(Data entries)
○ ○ ○ ○ ○

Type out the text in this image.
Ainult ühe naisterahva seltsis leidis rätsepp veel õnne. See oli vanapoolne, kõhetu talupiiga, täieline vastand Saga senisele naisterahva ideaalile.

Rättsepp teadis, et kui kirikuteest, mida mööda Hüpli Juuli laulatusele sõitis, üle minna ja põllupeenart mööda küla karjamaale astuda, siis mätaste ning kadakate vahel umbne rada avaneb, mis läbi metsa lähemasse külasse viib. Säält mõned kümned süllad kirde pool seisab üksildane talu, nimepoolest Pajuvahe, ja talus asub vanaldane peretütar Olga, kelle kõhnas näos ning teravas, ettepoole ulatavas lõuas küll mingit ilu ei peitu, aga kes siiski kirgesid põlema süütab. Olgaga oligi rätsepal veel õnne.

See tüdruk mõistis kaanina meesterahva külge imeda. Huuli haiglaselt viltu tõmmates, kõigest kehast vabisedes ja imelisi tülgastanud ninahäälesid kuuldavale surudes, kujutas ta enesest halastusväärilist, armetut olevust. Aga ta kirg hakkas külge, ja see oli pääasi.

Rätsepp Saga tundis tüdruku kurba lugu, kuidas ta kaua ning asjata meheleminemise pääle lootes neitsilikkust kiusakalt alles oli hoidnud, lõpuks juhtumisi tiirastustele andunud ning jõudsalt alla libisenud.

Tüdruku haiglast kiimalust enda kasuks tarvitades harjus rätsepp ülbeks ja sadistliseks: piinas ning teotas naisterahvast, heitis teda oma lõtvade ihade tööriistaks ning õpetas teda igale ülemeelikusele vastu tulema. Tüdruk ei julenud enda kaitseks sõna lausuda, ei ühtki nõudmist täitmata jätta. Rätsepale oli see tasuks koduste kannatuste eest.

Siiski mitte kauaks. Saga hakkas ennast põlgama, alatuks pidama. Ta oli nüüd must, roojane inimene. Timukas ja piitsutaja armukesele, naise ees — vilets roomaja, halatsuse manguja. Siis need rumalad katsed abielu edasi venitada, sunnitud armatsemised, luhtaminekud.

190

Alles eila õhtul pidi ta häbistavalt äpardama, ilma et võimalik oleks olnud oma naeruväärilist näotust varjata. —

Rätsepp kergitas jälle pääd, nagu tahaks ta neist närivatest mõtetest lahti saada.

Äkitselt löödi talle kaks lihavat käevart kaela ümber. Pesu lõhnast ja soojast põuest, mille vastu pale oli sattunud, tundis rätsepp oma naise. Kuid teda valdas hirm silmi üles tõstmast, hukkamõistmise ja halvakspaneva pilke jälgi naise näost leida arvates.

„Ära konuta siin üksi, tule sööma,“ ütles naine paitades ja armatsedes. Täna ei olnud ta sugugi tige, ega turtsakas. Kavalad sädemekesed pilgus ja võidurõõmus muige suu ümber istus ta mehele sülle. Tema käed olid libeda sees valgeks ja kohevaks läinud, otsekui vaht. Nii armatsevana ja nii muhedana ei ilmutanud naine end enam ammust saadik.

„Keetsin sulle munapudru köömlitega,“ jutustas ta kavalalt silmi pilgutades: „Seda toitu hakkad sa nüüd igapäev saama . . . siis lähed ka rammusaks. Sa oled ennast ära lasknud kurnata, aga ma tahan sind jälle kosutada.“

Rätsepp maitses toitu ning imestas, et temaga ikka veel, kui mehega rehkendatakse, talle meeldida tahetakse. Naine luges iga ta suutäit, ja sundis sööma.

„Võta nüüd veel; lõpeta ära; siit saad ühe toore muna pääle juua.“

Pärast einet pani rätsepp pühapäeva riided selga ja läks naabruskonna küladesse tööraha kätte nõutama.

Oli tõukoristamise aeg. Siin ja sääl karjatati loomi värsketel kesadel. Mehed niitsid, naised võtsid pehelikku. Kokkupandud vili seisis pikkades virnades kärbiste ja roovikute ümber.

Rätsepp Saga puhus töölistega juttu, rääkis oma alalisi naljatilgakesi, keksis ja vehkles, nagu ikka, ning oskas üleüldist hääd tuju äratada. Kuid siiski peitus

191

○ ○ ○ ○ ○

Task requirements -
Set down every line of the listing above again, exactly as given.

Written solution -
Type out the text in this image.
Ainult ühe naisterahva seltsis leidis rätsepp veel õnne. See oli vanapoolne, kõhetu talupiiga, täieline vastand Saga senisele naisterahva ideaalile.

Rättsepp teadis, et kui kirikuteest, mida mööda Hüpli Juuli laulatusele sõitis, üle minna ja põllupeenart mööda küla karjamaale astuda, siis mätaste ning kadakate vahel umbne rada avaneb, mis läbi metsa lähemasse külasse viib. Säält mõned kümned süllad kirde pool seisab üksildane talu, nimepoolest Pajuvahe, ja talus asub vanaldane peretütar Olga, kelle kõhnas näos ning teravas, ettepoole ulatavas lõuas küll mingit ilu ei peitu, aga kes siiski kirgesid põlema süütab. Olgaga oligi rätsepal veel õnne.

See tüdruk mõistis kaanina meesterahva külge imeda. Huuli haiglaselt viltu tõmmates, kõigest kehast vabisedes ja imelisi tülgastanud ninahäälesid kuuldavale surudes, kujutas ta enesest halastusväärilist, armetut olevust. Aga ta kirg hakkas külge, ja see oli pääasi.

Rätsepp Saga tundis tüdruku kurba lugu, kuidas ta kaua ning asjata meheleminemise pääle lootes neitsilikkust kiusakalt alles oli hoidnud, lõpuks juhtumisi tiirastustele andunud ning jõudsalt alla libisenud.

Tüdruku haiglast kiimalust enda kasuks tarvitades harjus rätsepp ülbeks ja sadistliseks: piinas ning teotas naisterahvast, heitis teda oma lõtvade ihade tööriistaks ning õpetas teda igale ülemeelikusele vastu tulema. Tüdruk ei julenud enda kaitseks sõna lausuda, ei ühtki nõudmist täitmata jätta. Rätsepale oli see tasuks koduste kannatuste eest.

Siiski mitte kauaks. Saga hakkas ennast põlgama, alatuks pidama. Ta oli nüüd must, roojane inimene. Timukas ja piitsutaja armukesele, naise ees — vilets roomaja, halatsuse manguja. Siis need rumalad katsed abielu edasi venitada, sunnitud armatsemised, luhtaminekud.

190

Alles eila õhtul pidi ta häbistavalt äpardama, ilma et võimalik oleks olnud oma naeruväärilist näotust varjata. —

Rätsepp kergitas jälle pääd, nagu tahaks ta neist närivatest mõtetest lahti saada.

Äkitselt löödi talle kaks lihavat käevart kaela ümber. Pesu lõhnast ja soojast põuest, mille vastu pale oli sattunud, tundis rätsepp oma naise. Kuid teda valdas hirm silmi üles tõstmast, hukkamõistmise ja halvakspaneva pilke jälgi naise näost leida arvates.

„Ära konuta siin üksi, tule sööma,“ ütles naine paitades ja armatsedes. Täna ei olnud ta sugugi tige, ega turtsakas. Kavalad sädemekesed pilgus ja võidurõõmus muige suu ümber istus ta mehele sülle. Tema käed olid libeda sees valgeks ja kohevaks läinud, otsekui vaht. Nii armatsevana ja nii muhedana ei ilmutanud naine end enam ammust saadik.

„Keetsin sulle munapudru köömlitega,“ jutustas ta kavalalt silmi pilgutades: „Seda toitu hakkad sa nüüd igapäev saama . . . siis lähed ka rammusaks. Sa oled ennast ära lasknud kurnata, aga ma tahan sind jälle kosutada.“

Rätsepp maitses toitu ning imestas, et temaga ikka veel, kui mehega rehkendatakse, talle meeldida tahetakse. Naine luges iga ta suutäit, ja sundis sööma.

„Võta nüüd veel; lõpeta ära; siit saad ühe toore muna pääle juua.“

Pärast einet pani rätsepp pühapäeva riided selga ja läks naabruskonna küladesse tööraha kätte nõutama.

Oli tõukoristamise aeg. Siin ja sääl karjatati loomi värsketel kesadel. Mehed niitsid, naised võtsid pehelikku. Kokkupandud vili seisis pikkades virnades kärbiste ja roovikute ümber.

Rätsepp Saga puhus töölistega juttu, rääkis oma alalisi naljatilgakesi, keksis ja vehkles, nagu ikka, ning oskas üleüldist hääd tuju äratada. Kuid siiski peitus

191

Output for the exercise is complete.